Instructions for the task: Format the records from the line containing "List each element" through the line containing "- number-at-risk-value-0: 77: [184, 693, 208, 716]" as a numbered list, skipping blank lines and leaving out the pictures.

Task input:
⟨
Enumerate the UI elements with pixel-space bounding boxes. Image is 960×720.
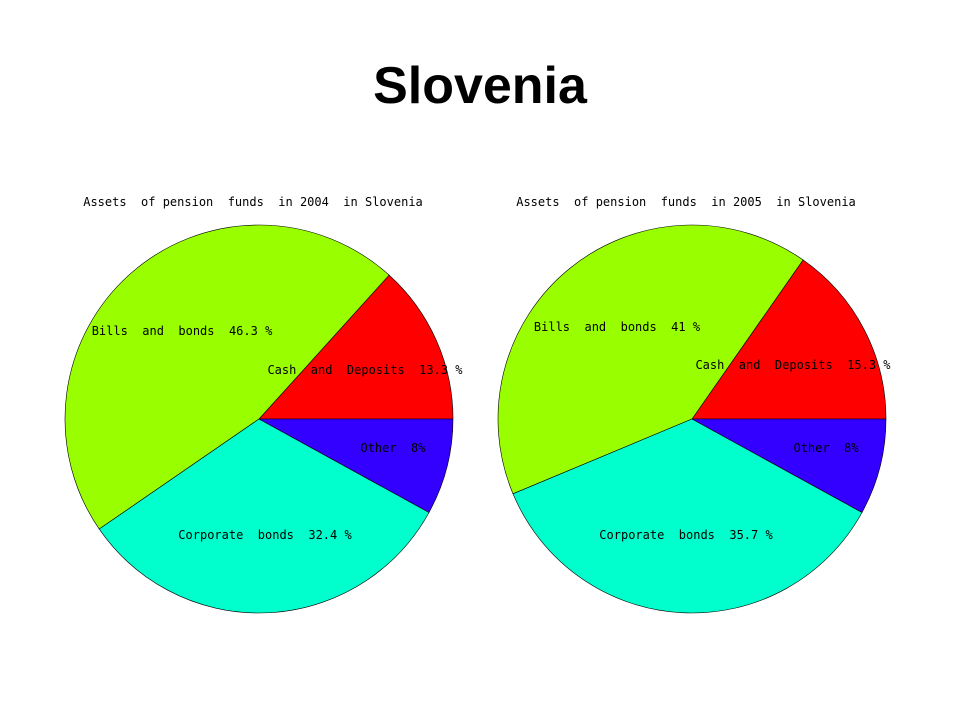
⟩
⟨
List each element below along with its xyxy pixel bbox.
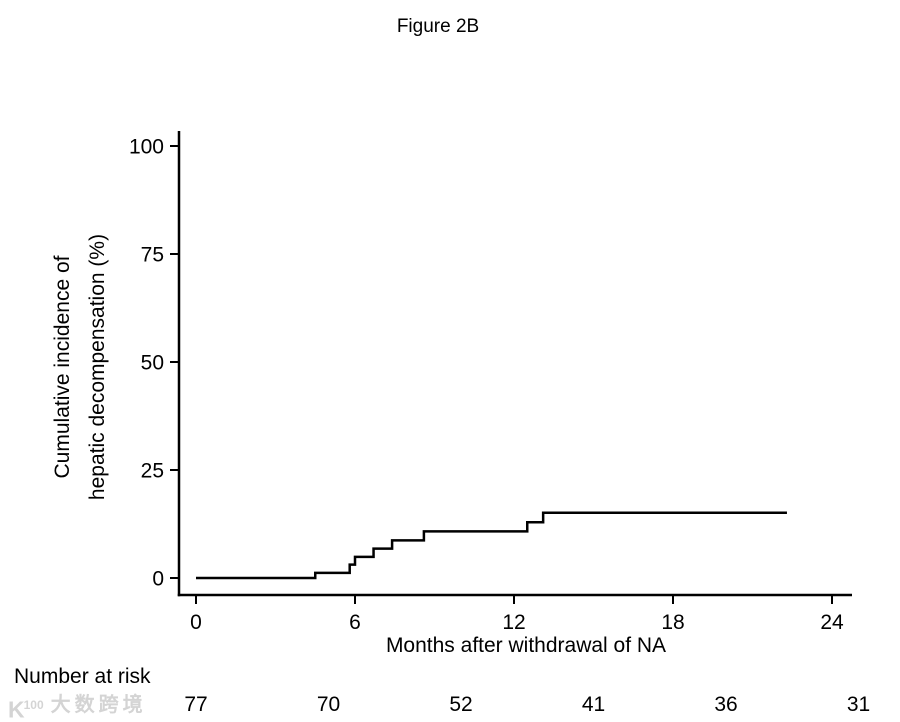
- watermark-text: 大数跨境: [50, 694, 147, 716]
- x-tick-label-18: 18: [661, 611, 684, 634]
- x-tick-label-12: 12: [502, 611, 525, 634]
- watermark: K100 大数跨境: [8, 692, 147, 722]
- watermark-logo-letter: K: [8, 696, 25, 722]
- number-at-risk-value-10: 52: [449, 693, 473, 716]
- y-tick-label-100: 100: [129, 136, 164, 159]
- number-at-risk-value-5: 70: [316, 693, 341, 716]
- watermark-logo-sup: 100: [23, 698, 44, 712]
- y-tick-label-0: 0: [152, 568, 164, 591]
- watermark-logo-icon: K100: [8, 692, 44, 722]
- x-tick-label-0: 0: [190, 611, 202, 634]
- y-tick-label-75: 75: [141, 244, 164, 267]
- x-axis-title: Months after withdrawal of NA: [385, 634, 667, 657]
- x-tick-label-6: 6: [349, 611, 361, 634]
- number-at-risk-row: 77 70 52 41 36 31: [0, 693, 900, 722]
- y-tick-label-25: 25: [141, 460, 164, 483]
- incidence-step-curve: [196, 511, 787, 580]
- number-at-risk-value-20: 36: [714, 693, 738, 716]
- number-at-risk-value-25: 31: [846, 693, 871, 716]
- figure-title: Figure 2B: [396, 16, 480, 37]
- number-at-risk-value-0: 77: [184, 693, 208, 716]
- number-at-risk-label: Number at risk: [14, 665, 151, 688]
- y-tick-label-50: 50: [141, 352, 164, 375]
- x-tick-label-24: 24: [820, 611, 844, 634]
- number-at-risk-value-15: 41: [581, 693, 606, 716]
⟩
Solution for this problem:
1. List each element below along with its xyxy pixel bbox.
2. - watermark-text: 大数跨境: [50, 694, 147, 716]
3. - x-tick-label-18: 18: [661, 611, 684, 634]
4. - x-tick-label-12: 12: [502, 611, 525, 634]
5. - watermark: K100 大数跨境: [8, 692, 147, 722]
6. - watermark-logo-letter: K: [8, 696, 25, 722]
7. - number-at-risk-value-10: 52: [449, 693, 473, 716]
8. - y-tick-label-100: 100: [129, 136, 164, 159]
9. - number-at-risk-value-5: 70: [316, 693, 341, 716]
10. - watermark-logo-sup: 100: [23, 698, 44, 712]
11. - y-tick-label-0: 0: [152, 568, 164, 591]
12. - watermark-logo-icon: K100: [8, 692, 44, 722]
13. - x-tick-label-0: 0: [190, 611, 202, 634]
14. - y-tick-label-75: 75: [141, 244, 164, 267]
15. - x-axis-title: Months after withdrawal of NA: [385, 634, 667, 657]
16. - x-tick-label-6: 6: [349, 611, 361, 634]
17. - number-at-risk-row: 77 70 52 41 36 31: [0, 693, 900, 722]
18. - y-tick-label-25: 25: [141, 460, 164, 483]
19. - incidence-step-curve: [196, 511, 787, 580]
20. - number-at-risk-value-20: 36: [714, 693, 738, 716]
21. - number-at-risk-value-25: 31: [846, 693, 871, 716]
22. - figure-title: Figure 2B: [396, 16, 480, 37]
23. - number-at-risk-value-0: 77: [184, 693, 208, 716]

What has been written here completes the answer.